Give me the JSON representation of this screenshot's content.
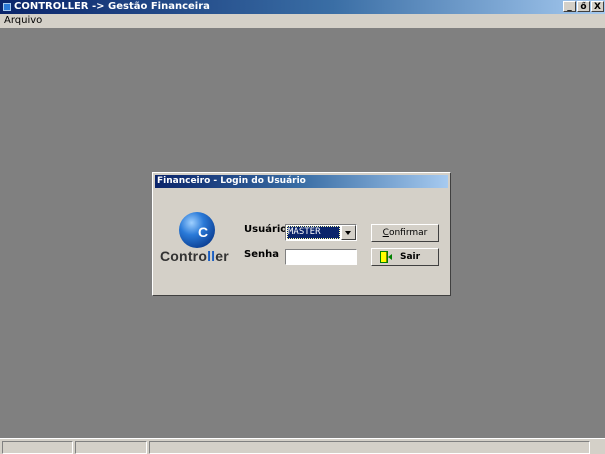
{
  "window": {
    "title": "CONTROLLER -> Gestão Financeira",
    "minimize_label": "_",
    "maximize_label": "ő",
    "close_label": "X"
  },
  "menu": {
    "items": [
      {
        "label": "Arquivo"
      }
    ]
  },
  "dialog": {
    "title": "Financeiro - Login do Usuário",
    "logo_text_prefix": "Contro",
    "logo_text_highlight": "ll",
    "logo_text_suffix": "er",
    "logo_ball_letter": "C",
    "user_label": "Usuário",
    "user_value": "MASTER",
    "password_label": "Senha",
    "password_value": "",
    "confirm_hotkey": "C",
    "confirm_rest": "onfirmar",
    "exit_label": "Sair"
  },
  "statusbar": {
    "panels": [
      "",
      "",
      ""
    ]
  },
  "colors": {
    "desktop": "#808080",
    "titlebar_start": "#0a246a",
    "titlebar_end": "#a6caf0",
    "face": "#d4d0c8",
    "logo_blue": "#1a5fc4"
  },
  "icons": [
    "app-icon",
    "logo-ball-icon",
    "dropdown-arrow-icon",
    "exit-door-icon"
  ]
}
#####
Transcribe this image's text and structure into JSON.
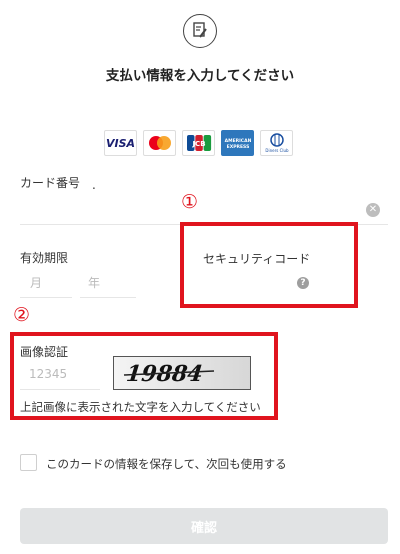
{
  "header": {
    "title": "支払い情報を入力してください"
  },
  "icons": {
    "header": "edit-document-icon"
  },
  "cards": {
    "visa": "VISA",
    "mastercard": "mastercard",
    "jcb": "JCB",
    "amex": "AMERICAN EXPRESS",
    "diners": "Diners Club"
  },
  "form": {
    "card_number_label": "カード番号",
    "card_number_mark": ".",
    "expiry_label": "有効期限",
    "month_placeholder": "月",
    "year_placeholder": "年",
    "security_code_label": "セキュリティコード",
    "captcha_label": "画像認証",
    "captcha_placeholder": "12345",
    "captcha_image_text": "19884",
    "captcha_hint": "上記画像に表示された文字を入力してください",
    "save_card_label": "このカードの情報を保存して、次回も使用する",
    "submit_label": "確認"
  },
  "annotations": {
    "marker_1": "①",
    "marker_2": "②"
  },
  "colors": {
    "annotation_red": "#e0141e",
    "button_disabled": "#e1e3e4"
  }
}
#####
**Aim:** The answer is a single number, the count of lines in the records that contain the string "this".

**Reply to the task:** 2